• _WRITTEN PROBLEM_
Copy the rows without alteration, beginning at the row that contains "Text: 13.3: 13.3 <box>377 294 410 309</box>" and stopping after the row that contains "Text: 4.4: 4.4 <box>1120 539 1145 554</box>".

• _MATERIAL PROVIDED_
☆ ☆ ☆ ☆ ☆
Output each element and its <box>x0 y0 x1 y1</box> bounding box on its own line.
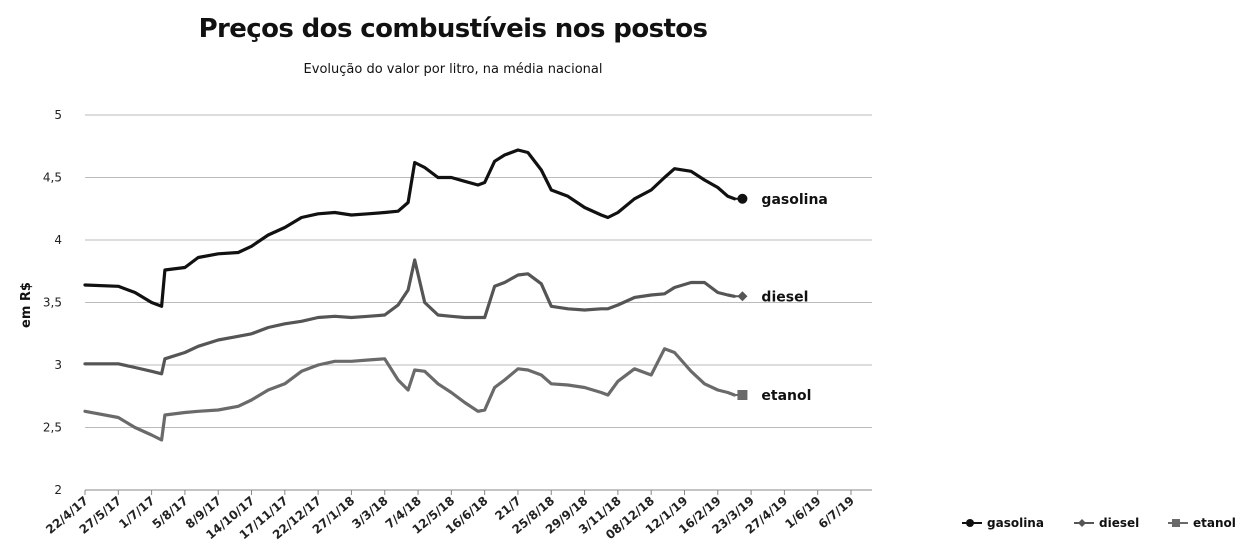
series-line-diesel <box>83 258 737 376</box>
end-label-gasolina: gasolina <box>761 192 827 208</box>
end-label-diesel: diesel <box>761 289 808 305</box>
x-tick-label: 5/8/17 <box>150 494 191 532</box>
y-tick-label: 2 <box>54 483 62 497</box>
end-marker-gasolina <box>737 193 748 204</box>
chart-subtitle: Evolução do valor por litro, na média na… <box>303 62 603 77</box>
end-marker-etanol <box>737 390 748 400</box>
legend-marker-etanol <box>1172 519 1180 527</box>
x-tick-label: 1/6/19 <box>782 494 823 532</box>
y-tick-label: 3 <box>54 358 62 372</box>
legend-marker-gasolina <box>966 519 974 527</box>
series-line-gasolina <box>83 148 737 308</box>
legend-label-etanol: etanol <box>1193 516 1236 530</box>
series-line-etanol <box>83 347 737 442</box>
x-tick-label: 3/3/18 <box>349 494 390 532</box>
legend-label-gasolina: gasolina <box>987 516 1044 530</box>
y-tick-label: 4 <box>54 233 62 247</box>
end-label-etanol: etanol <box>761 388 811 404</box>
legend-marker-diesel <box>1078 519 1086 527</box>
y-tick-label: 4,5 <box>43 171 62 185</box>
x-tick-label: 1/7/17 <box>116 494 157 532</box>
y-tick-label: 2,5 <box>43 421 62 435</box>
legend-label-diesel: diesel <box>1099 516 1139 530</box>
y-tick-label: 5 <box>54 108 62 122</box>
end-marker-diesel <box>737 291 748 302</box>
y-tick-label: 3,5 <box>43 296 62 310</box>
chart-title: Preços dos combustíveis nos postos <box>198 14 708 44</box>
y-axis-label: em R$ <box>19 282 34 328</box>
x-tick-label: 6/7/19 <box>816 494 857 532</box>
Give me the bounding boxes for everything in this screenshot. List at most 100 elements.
☆ ☆ ☆ ☆ ☆
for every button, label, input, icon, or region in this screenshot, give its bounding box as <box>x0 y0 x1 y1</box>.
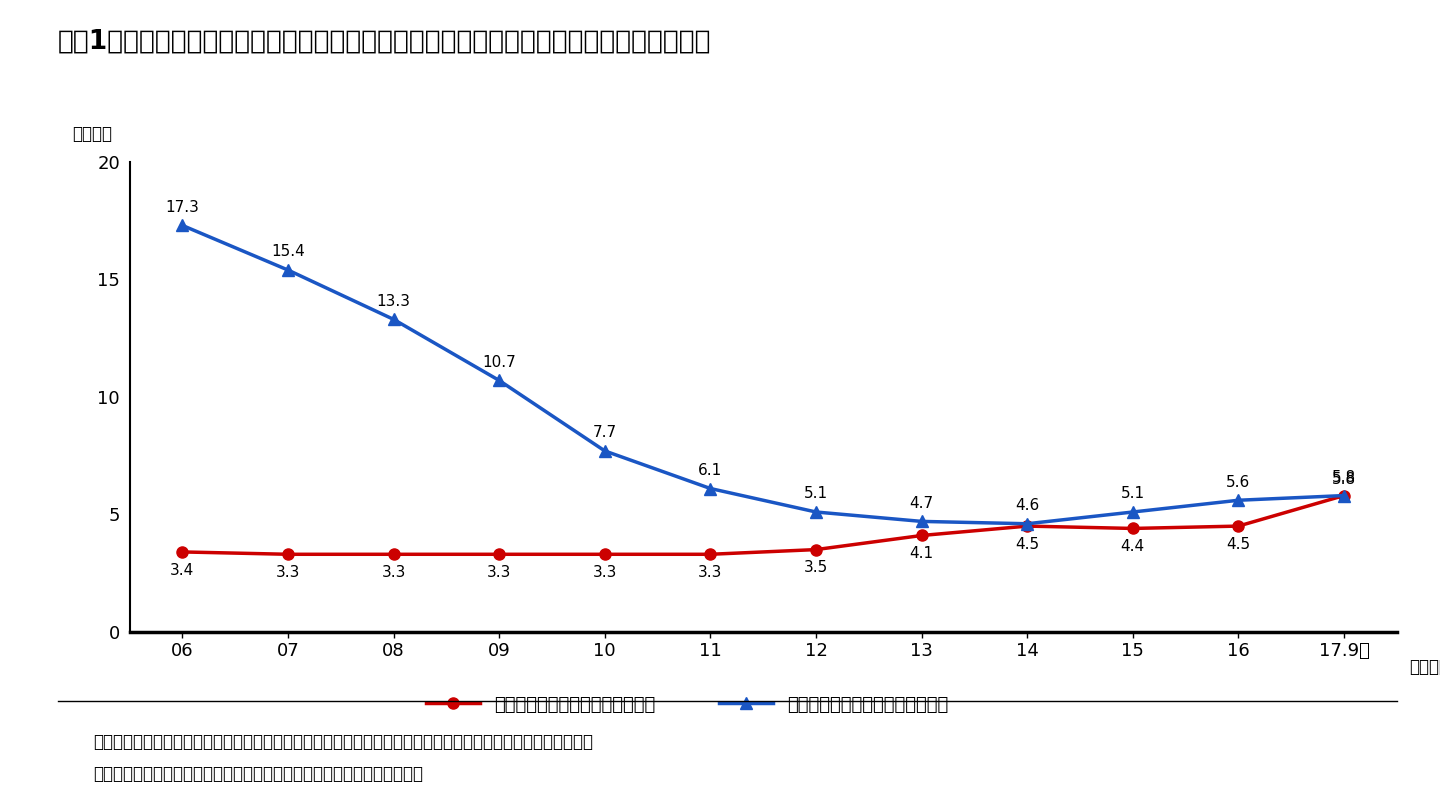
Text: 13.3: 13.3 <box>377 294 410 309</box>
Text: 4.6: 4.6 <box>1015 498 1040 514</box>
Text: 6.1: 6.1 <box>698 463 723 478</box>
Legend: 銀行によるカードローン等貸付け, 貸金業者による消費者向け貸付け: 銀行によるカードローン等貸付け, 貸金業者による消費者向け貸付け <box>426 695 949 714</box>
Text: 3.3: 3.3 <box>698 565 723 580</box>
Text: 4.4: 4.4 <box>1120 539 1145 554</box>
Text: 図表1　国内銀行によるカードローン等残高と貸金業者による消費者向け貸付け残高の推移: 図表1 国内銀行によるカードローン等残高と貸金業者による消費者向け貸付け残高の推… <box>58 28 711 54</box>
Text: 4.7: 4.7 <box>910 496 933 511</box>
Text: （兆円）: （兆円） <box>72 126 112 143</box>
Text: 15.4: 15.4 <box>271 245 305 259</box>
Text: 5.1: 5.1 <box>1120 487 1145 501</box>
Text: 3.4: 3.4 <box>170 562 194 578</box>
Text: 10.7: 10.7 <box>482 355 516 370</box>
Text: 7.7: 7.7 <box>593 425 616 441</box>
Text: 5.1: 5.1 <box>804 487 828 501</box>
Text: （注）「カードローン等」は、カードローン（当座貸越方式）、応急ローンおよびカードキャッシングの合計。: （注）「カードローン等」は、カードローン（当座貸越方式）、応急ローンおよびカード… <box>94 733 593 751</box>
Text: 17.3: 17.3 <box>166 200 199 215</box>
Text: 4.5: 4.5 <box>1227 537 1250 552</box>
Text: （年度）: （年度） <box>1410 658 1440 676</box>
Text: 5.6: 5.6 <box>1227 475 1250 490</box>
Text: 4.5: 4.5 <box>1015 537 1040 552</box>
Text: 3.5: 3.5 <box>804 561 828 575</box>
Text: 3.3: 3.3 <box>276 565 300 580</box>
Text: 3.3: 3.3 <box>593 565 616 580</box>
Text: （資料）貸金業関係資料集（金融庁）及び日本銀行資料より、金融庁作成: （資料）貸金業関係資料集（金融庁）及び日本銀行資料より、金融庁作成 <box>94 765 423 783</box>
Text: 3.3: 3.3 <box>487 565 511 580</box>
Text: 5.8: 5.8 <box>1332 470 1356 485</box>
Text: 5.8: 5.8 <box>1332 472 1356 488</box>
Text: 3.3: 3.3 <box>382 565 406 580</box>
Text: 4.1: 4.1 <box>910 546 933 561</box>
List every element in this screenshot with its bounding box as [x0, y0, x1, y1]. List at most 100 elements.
☆ ☆ ☆ ☆ ☆
• _REPLY TO THE EXERCISE_
Text: 13.3: 13.3 <box>377 294 410 309</box>
Text: 4.6: 4.6 <box>1015 498 1040 514</box>
Text: 6.1: 6.1 <box>698 463 723 478</box>
Legend: 銀行によるカードローン等貸付け, 貸金業者による消費者向け貸付け: 銀行によるカードローン等貸付け, 貸金業者による消費者向け貸付け <box>426 695 949 714</box>
Text: 3.3: 3.3 <box>698 565 723 580</box>
Text: 4.4: 4.4 <box>1120 539 1145 554</box>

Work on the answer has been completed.